Start Materials provided

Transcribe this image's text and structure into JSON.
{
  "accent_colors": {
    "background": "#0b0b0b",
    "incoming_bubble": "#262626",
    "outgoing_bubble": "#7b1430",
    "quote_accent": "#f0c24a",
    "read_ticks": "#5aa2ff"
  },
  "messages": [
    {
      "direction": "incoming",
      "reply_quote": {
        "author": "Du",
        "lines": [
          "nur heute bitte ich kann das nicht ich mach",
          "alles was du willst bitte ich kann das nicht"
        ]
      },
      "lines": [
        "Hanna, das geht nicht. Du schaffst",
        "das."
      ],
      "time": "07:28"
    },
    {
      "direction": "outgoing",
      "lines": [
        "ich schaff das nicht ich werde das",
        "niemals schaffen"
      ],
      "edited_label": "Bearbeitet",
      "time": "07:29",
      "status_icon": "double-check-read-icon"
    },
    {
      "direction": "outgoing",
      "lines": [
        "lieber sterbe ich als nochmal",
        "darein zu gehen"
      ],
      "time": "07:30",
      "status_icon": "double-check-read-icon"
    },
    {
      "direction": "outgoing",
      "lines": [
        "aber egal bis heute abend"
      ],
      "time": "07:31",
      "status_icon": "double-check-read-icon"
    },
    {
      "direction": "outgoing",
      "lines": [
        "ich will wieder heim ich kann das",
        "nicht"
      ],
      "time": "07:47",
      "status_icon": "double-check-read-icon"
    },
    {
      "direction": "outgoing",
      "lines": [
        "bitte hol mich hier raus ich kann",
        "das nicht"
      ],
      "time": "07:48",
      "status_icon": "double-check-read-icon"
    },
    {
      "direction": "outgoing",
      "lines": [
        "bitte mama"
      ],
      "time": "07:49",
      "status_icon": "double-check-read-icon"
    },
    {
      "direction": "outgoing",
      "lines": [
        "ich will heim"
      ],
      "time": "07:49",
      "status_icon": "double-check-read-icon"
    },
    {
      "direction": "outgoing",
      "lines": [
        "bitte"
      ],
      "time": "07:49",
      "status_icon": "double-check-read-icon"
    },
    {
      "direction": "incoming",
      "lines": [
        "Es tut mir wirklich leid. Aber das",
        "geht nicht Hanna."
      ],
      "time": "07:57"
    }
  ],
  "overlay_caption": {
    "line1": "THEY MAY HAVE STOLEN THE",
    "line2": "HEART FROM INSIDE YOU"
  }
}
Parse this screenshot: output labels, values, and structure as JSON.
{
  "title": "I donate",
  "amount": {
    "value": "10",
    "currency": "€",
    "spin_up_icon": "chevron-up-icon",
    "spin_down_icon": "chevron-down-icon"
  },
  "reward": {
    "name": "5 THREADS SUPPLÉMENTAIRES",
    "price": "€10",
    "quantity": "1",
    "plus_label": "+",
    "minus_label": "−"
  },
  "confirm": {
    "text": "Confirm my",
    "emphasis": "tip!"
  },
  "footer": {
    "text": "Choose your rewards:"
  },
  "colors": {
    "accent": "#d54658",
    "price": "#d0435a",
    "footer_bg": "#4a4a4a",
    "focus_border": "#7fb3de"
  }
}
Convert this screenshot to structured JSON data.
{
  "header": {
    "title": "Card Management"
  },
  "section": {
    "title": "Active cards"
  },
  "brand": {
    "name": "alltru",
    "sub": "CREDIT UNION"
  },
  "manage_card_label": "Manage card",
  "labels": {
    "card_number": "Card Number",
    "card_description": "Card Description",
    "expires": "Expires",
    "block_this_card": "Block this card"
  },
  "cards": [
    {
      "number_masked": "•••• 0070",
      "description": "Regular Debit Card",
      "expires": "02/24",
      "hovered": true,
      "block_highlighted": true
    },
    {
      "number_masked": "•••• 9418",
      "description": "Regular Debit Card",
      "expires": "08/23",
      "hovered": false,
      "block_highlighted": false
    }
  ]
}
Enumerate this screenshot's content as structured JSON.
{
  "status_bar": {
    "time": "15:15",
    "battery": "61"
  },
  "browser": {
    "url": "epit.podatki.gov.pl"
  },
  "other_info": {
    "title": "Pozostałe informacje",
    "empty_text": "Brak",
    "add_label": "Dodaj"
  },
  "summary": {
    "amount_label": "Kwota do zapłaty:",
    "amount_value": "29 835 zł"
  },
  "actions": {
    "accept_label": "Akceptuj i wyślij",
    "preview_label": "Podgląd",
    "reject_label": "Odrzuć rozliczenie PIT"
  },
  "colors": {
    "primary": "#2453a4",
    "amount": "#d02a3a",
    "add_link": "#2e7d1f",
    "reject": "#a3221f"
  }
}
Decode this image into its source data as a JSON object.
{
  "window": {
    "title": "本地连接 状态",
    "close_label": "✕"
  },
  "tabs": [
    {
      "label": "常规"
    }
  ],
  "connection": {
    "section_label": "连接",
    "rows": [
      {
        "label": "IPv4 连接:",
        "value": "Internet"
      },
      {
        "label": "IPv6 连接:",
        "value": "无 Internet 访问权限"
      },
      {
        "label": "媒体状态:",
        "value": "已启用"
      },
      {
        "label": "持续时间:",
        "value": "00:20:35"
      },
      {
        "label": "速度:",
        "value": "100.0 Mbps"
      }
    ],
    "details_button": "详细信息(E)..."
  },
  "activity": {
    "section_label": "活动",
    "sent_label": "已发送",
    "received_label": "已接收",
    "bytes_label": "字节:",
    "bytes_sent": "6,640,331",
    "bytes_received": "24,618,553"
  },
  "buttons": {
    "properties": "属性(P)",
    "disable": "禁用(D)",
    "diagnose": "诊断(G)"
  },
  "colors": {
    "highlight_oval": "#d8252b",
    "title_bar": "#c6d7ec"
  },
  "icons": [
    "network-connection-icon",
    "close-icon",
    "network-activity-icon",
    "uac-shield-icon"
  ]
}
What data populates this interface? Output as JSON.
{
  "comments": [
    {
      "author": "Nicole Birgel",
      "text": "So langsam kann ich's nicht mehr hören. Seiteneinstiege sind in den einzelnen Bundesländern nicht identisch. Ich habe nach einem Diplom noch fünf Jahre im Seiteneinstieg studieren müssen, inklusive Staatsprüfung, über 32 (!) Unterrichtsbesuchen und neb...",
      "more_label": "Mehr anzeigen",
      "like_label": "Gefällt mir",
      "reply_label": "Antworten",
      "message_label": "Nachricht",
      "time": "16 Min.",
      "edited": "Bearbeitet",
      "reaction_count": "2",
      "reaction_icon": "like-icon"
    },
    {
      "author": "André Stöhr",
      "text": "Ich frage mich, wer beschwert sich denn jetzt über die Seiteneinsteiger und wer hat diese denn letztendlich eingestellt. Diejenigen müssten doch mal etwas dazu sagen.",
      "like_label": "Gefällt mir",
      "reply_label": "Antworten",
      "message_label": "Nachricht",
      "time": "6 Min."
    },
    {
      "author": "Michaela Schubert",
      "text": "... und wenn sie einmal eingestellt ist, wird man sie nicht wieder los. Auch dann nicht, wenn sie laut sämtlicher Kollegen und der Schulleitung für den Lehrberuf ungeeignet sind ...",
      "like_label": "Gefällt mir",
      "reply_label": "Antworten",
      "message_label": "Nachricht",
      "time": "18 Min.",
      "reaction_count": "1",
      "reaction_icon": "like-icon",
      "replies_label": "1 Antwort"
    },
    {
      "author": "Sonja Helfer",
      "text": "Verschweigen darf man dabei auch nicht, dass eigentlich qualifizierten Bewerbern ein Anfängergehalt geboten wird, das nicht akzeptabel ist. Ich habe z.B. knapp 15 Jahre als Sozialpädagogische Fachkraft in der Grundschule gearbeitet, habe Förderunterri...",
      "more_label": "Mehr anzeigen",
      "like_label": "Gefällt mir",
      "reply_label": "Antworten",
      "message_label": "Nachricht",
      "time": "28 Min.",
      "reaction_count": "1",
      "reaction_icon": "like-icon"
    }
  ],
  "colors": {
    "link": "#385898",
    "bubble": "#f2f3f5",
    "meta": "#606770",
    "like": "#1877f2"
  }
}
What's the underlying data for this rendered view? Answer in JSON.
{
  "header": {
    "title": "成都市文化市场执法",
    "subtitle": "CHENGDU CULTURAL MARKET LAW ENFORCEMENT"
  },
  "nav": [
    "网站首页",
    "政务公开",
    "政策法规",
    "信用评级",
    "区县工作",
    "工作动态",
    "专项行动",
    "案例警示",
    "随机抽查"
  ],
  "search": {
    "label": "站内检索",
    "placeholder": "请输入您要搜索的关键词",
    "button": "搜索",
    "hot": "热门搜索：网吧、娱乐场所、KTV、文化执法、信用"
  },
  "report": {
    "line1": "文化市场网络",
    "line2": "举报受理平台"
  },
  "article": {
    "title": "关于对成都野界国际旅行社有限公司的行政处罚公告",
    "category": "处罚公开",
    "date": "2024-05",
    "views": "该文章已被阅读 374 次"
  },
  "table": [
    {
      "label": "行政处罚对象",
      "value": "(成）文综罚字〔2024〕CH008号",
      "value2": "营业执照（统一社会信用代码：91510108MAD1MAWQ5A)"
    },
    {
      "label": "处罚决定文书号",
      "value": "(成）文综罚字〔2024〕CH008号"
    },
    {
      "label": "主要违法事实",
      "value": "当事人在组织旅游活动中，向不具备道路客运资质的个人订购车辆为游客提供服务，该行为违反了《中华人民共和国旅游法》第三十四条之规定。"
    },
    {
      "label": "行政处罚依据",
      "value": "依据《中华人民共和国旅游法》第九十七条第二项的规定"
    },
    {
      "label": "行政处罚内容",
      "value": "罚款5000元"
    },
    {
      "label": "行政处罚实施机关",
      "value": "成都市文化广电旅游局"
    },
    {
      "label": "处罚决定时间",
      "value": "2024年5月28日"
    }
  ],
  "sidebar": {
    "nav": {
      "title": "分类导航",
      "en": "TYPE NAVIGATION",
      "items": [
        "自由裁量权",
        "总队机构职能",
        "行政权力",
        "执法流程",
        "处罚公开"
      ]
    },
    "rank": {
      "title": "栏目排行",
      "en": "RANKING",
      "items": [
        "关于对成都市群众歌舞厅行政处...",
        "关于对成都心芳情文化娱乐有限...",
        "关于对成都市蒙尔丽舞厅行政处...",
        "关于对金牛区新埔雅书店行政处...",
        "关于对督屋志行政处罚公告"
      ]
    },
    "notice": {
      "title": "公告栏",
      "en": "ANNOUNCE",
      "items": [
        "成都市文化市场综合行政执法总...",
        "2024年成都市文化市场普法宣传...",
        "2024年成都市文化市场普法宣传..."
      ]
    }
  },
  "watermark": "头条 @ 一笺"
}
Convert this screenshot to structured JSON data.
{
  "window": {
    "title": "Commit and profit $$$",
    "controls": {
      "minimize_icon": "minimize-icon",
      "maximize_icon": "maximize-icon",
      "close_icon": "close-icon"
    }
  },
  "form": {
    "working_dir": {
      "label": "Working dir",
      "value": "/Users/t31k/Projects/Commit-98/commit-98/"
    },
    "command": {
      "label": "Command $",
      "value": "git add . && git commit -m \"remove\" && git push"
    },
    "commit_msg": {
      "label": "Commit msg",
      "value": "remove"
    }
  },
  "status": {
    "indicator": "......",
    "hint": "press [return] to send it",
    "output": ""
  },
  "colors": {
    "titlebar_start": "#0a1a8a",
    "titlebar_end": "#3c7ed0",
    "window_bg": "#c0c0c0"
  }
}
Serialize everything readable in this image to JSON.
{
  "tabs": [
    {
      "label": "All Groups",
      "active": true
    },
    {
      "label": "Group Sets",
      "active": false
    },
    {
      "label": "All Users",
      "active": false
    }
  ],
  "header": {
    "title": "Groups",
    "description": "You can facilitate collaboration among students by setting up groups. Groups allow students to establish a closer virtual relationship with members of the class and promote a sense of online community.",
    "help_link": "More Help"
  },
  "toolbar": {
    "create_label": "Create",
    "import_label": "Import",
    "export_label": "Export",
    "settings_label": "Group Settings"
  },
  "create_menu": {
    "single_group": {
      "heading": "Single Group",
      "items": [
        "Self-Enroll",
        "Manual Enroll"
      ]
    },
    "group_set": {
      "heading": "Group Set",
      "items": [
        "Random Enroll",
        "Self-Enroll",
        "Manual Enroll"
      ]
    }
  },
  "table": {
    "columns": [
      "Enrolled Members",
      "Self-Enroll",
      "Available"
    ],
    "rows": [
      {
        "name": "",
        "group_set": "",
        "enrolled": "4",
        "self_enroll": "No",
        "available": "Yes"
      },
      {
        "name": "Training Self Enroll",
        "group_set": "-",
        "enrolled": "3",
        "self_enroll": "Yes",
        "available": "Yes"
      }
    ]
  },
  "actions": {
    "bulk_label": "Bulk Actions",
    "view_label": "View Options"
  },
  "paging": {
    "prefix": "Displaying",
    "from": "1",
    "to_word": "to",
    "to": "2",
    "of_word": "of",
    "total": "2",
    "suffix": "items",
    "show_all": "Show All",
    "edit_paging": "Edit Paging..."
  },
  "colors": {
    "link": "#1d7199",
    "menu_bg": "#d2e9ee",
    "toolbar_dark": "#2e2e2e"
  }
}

End Materials provided

What is needed
In the listing, find each line with the string "this" and copy it.

Result
Transcribe this image's text and structure into JSON.
Parse this screenshot: output labels, values, and structure as JSON.
Convert this screenshot to structured JSON data.
    "block_this_card": "Block this card"
Enumerate this screenshot's content as structured JSON.
Decode this image into its source data as a JSON object.
What data populates this interface? Output as JSON.
What's the underlying data for this rendered view? Answer in JSON.
Convert this screenshot to structured JSON data.
Serialize everything readable in this image to JSON.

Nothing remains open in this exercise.